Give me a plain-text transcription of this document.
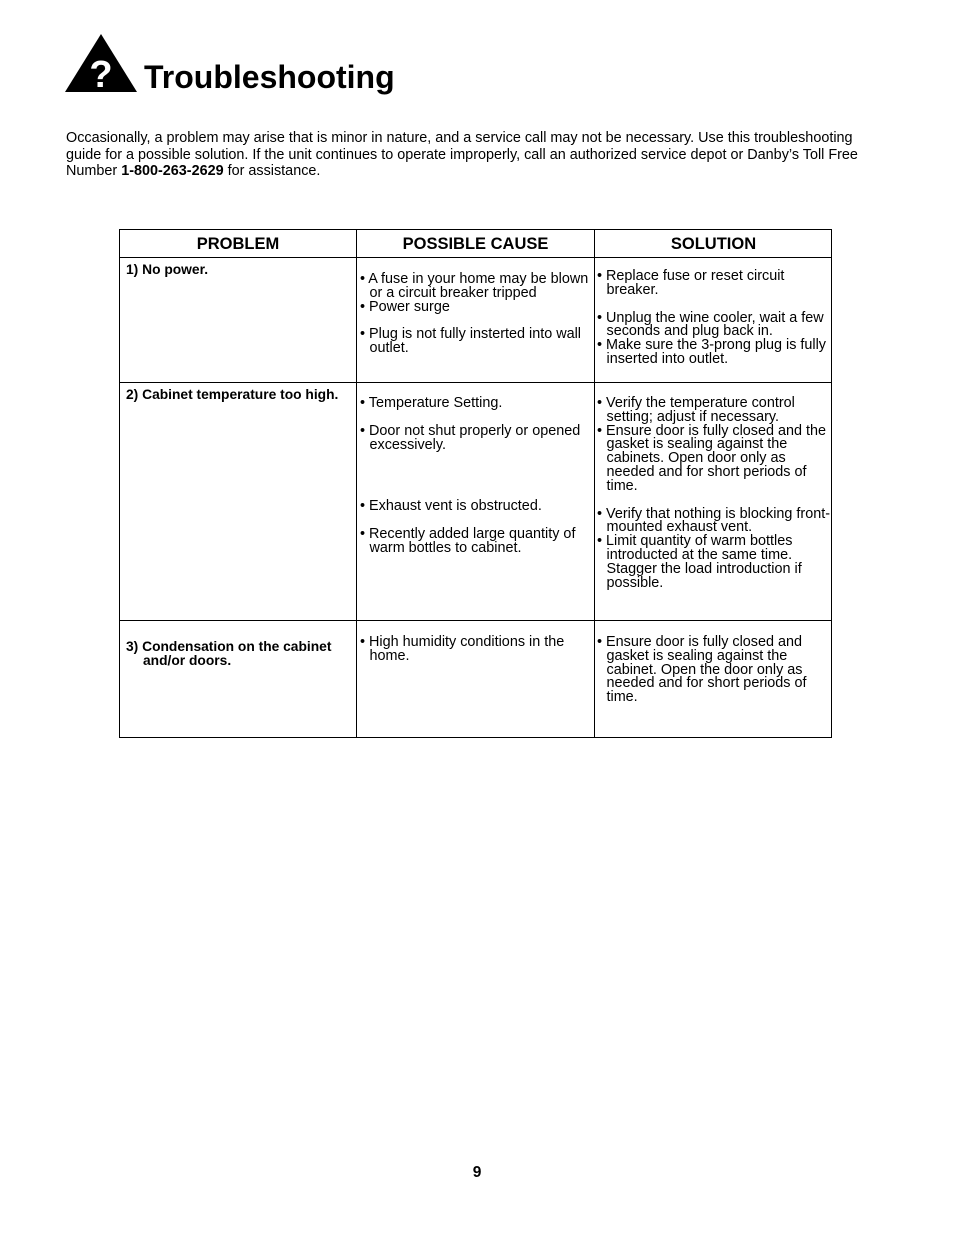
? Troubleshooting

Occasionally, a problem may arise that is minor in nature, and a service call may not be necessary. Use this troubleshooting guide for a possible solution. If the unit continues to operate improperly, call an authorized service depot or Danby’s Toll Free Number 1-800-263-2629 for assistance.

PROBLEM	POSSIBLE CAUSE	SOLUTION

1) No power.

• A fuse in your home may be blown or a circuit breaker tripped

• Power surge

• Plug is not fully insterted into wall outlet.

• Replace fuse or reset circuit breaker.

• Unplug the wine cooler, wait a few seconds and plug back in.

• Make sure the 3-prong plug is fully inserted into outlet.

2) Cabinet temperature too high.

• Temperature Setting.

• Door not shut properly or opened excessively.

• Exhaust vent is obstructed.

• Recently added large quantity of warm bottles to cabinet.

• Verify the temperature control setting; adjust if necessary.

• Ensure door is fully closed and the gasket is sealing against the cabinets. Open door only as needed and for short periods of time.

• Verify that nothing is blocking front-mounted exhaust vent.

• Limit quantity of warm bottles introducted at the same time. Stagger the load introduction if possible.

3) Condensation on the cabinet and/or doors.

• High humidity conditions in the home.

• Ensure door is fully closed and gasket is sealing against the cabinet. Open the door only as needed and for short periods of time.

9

**STATED GOAL:** Say how many lines in the records above hold "fully", and give no other text.

**WRITTEN REPLY:** 4